Stated goal: Set down each record exactly as written.
▼▼▼
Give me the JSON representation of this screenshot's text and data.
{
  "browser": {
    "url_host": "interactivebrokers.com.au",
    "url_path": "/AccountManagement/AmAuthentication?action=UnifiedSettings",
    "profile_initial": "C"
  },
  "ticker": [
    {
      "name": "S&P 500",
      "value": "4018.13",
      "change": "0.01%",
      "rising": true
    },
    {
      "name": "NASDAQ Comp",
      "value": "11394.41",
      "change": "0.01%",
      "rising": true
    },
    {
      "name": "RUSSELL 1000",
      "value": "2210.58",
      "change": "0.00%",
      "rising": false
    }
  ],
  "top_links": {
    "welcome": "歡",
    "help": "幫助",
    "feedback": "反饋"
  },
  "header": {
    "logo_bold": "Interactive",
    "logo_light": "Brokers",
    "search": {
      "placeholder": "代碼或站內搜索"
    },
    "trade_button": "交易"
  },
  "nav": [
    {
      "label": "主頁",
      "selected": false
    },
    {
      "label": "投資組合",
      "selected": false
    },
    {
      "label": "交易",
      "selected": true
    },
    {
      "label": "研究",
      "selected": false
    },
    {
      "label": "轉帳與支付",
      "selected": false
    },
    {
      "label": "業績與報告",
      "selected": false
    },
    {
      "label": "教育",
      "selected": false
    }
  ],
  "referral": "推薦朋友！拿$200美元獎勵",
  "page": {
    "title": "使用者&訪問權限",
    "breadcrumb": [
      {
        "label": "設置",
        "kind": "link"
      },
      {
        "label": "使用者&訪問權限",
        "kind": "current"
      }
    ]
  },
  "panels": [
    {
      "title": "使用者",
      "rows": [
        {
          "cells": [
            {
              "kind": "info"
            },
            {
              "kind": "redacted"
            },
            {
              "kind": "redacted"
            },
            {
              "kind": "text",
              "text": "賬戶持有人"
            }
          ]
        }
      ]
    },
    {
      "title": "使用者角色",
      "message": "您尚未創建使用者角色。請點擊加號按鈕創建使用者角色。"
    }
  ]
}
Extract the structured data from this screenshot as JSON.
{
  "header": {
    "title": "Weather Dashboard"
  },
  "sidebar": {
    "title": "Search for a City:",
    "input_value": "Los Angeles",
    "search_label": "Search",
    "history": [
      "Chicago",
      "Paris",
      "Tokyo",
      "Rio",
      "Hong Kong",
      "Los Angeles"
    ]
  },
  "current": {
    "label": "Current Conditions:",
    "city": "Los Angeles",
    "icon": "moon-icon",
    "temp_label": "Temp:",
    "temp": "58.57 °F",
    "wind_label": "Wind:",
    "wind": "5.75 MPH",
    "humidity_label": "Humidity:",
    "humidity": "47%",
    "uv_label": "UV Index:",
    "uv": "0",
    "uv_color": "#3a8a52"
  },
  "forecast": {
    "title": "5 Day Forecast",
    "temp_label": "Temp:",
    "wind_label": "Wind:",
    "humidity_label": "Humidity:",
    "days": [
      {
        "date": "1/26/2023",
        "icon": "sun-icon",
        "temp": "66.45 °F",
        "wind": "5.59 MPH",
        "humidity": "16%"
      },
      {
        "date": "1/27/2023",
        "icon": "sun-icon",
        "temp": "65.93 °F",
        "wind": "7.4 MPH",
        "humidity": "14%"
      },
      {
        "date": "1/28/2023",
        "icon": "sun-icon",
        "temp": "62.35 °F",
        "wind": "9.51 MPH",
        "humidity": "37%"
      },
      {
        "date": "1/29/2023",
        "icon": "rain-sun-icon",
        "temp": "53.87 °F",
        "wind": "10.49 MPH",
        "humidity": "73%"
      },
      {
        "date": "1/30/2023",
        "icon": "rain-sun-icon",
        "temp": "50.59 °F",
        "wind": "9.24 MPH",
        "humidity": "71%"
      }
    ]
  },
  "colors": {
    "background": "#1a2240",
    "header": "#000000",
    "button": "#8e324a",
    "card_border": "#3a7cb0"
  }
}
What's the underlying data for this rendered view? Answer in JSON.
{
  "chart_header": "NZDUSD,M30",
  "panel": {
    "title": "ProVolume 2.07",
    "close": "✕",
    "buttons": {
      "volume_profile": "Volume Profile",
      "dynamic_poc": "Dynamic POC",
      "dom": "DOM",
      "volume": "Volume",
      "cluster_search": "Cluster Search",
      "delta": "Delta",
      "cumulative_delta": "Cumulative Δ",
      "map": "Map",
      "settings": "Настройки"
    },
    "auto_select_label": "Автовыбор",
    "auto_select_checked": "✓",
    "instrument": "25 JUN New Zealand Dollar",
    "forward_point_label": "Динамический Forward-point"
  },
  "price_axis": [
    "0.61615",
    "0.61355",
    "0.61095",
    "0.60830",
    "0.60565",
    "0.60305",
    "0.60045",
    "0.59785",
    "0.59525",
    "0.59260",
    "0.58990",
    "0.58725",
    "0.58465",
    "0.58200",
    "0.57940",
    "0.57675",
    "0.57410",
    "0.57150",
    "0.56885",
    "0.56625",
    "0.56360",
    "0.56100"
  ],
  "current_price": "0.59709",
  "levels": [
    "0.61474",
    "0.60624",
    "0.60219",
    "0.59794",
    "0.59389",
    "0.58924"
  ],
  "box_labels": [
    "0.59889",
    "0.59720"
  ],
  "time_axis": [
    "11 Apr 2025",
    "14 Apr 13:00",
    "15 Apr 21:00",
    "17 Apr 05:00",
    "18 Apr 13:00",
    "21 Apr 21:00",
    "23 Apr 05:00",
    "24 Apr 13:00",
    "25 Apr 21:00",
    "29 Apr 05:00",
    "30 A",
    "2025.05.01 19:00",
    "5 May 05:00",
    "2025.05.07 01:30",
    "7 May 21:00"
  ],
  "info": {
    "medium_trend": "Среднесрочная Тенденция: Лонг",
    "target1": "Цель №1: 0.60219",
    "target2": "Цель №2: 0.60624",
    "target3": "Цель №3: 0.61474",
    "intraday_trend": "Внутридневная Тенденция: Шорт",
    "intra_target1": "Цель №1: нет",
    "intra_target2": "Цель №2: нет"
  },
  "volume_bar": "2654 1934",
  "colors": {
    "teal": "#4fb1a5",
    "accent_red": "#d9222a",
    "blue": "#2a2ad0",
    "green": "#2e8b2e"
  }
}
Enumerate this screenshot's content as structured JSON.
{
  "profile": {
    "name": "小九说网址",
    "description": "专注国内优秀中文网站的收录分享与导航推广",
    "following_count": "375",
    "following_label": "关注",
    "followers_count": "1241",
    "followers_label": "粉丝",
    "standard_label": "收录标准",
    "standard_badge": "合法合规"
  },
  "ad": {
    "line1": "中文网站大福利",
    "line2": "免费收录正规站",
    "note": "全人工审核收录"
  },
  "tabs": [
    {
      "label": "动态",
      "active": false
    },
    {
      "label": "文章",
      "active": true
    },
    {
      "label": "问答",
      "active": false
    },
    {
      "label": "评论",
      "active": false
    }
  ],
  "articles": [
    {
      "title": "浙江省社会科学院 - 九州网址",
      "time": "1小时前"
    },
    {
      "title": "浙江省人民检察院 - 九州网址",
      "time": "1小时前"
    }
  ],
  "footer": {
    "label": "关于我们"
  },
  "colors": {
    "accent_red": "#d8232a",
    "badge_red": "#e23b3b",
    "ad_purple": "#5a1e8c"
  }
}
▲▲▲
Written answer:
Give me the JSON representation of this screenshot's text and data.
{
  "browser": {
    "url_host": "interactivebrokers.com.au",
    "url_path": "/AccountManagement/AmAuthentication?action=UnifiedSettings",
    "profile_initial": "C"
  },
  "ticker": [
    {
      "name": "S&P 500",
      "value": "4018.13",
      "change": "0.01%",
      "rising": true
    },
    {
      "name": "NASDAQ Comp",
      "value": "11394.41",
      "change": "0.01%",
      "rising": true
    },
    {
      "name": "RUSSELL 1000",
      "value": "2210.58",
      "change": "0.00%",
      "rising": false
    }
  ],
  "top_links": {
    "welcome": "歡",
    "help": "幫助",
    "feedback": "反饋"
  },
  "header": {
    "logo_bold": "Interactive",
    "logo_light": "Brokers",
    "search": {
      "placeholder": "代碼或站內搜索"
    },
    "trade_button": "交易"
  },
  "nav": [
    {
      "label": "主頁",
      "selected": false
    },
    {
      "label": "投資組合",
      "selected": false
    },
    {
      "label": "交易",
      "selected": true
    },
    {
      "label": "研究",
      "selected": false
    },
    {
      "label": "轉帳與支付",
      "selected": false
    },
    {
      "label": "業績與報告",
      "selected": false
    },
    {
      "label": "教育",
      "selected": false
    }
  ],
  "referral": "推薦朋友！拿$200美元獎勵",
  "page": {
    "title": "使用者&訪問權限",
    "breadcrumb": [
      {
        "label": "設置",
        "kind": "link"
      },
      {
        "label": "使用者&訪問權限",
        "kind": "current"
      }
    ]
  },
  "panels": [
    {
      "title": "使用者",
      "rows": [
        {
          "cells": [
            {
              "kind": "info"
            },
            {
              "kind": "redacted"
            },
            {
              "kind": "redacted"
            },
            {
              "kind": "text",
              "text": "賬戶持有人"
            }
          ]
        }
      ]
    },
    {
      "title": "使用者角色",
      "message": "您尚未創建使用者角色。請點擊加號按鈕創建使用者角色。"
    }
  ]
}
Extract the structured data from this screenshot as JSON.
{
  "header": {
    "title": "Weather Dashboard"
  },
  "sidebar": {
    "title": "Search for a City:",
    "input_value": "Los Angeles",
    "search_label": "Search",
    "history": [
      "Chicago",
      "Paris",
      "Tokyo",
      "Rio",
      "Hong Kong",
      "Los Angeles"
    ]
  },
  "current": {
    "label": "Current Conditions:",
    "city": "Los Angeles",
    "icon": "moon-icon",
    "temp_label": "Temp:",
    "temp": "58.57 °F",
    "wind_label": "Wind:",
    "wind": "5.75 MPH",
    "humidity_label": "Humidity:",
    "humidity": "47%",
    "uv_label": "UV Index:",
    "uv": "0",
    "uv_color": "#3a8a52"
  },
  "forecast": {
    "title": "5 Day Forecast",
    "temp_label": "Temp:",
    "wind_label": "Wind:",
    "humidity_label": "Humidity:",
    "days": [
      {
        "date": "1/26/2023",
        "icon": "sun-icon",
        "temp": "66.45 °F",
        "wind": "5.59 MPH",
        "humidity": "16%"
      },
      {
        "date": "1/27/2023",
        "icon": "sun-icon",
        "temp": "65.93 °F",
        "wind": "7.4 MPH",
        "humidity": "14%"
      },
      {
        "date": "1/28/2023",
        "icon": "sun-icon",
        "temp": "62.35 °F",
        "wind": "9.51 MPH",
        "humidity": "37%"
      },
      {
        "date": "1/29/2023",
        "icon": "rain-sun-icon",
        "temp": "53.87 °F",
        "wind": "10.49 MPH",
        "humidity": "73%"
      },
      {
        "date": "1/30/2023",
        "icon": "rain-sun-icon",
        "temp": "50.59 °F",
        "wind": "9.24 MPH",
        "humidity": "71%"
      }
    ]
  },
  "colors": {
    "background": "#1a2240",
    "header": "#000000",
    "button": "#8e324a",
    "card_border": "#3a7cb0"
  }
}
What's the underlying data for this rendered view? Answer in JSON.
{
  "chart_header": "NZDUSD,M30",
  "panel": {
    "title": "ProVolume 2.07",
    "close": "✕",
    "buttons": {
      "volume_profile": "Volume Profile",
      "dynamic_poc": "Dynamic POC",
      "dom": "DOM",
      "volume": "Volume",
      "cluster_search": "Cluster Search",
      "delta": "Delta",
      "cumulative_delta": "Cumulative Δ",
      "map": "Map",
      "settings": "Настройки"
    },
    "auto_select_label": "Автовыбор",
    "auto_select_checked": "✓",
    "instrument": "25 JUN New Zealand Dollar",
    "forward_point_label": "Динамический Forward-point"
  },
  "price_axis": [
    "0.61615",
    "0.61355",
    "0.61095",
    "0.60830",
    "0.60565",
    "0.60305",
    "0.60045",
    "0.59785",
    "0.59525",
    "0.59260",
    "0.58990",
    "0.58725",
    "0.58465",
    "0.58200",
    "0.57940",
    "0.57675",
    "0.57410",
    "0.57150",
    "0.56885",
    "0.56625",
    "0.56360",
    "0.56100"
  ],
  "current_price": "0.59709",
  "levels": [
    "0.61474",
    "0.60624",
    "0.60219",
    "0.59794",
    "0.59389",
    "0.58924"
  ],
  "box_labels": [
    "0.59889",
    "0.59720"
  ],
  "time_axis": [
    "11 Apr 2025",
    "14 Apr 13:00",
    "15 Apr 21:00",
    "17 Apr 05:00",
    "18 Apr 13:00",
    "21 Apr 21:00",
    "23 Apr 05:00",
    "24 Apr 13:00",
    "25 Apr 21:00",
    "29 Apr 05:00",
    "30 A",
    "2025.05.01 19:00",
    "5 May 05:00",
    "2025.05.07 01:30",
    "7 May 21:00"
  ],
  "info": {
    "medium_trend": "Среднесрочная Тенденция: Лонг",
    "target1": "Цель №1: 0.60219",
    "target2": "Цель №2: 0.60624",
    "target3": "Цель №3: 0.61474",
    "intraday_trend": "Внутридневная Тенденция: Шорт",
    "intra_target1": "Цель №1: нет",
    "intra_target2": "Цель №2: нет"
  },
  "volume_bar": "2654 1934",
  "colors": {
    "teal": "#4fb1a5",
    "accent_red": "#d9222a",
    "blue": "#2a2ad0",
    "green": "#2e8b2e"
  }
}
Enumerate this screenshot's content as structured JSON.
{
  "profile": {
    "name": "小九说网址",
    "description": "专注国内优秀中文网站的收录分享与导航推广",
    "following_count": "375",
    "following_label": "关注",
    "followers_count": "1241",
    "followers_label": "粉丝",
    "standard_label": "收录标准",
    "standard_badge": "合法合规"
  },
  "ad": {
    "line1": "中文网站大福利",
    "line2": "免费收录正规站",
    "note": "全人工审核收录"
  },
  "tabs": [
    {
      "label": "动态",
      "active": false
    },
    {
      "label": "文章",
      "active": true
    },
    {
      "label": "问答",
      "active": false
    },
    {
      "label": "评论",
      "active": false
    }
  ],
  "articles": [
    {
      "title": "浙江省社会科学院 - 九州网址",
      "time": "1小时前"
    },
    {
      "title": "浙江省人民检察院 - 九州网址",
      "time": "1小时前"
    }
  ],
  "footer": {
    "label": "关于我们"
  },
  "colors": {
    "accent_red": "#d8232a",
    "badge_red": "#e23b3b",
    "ad_purple": "#5a1e8c"
  }
}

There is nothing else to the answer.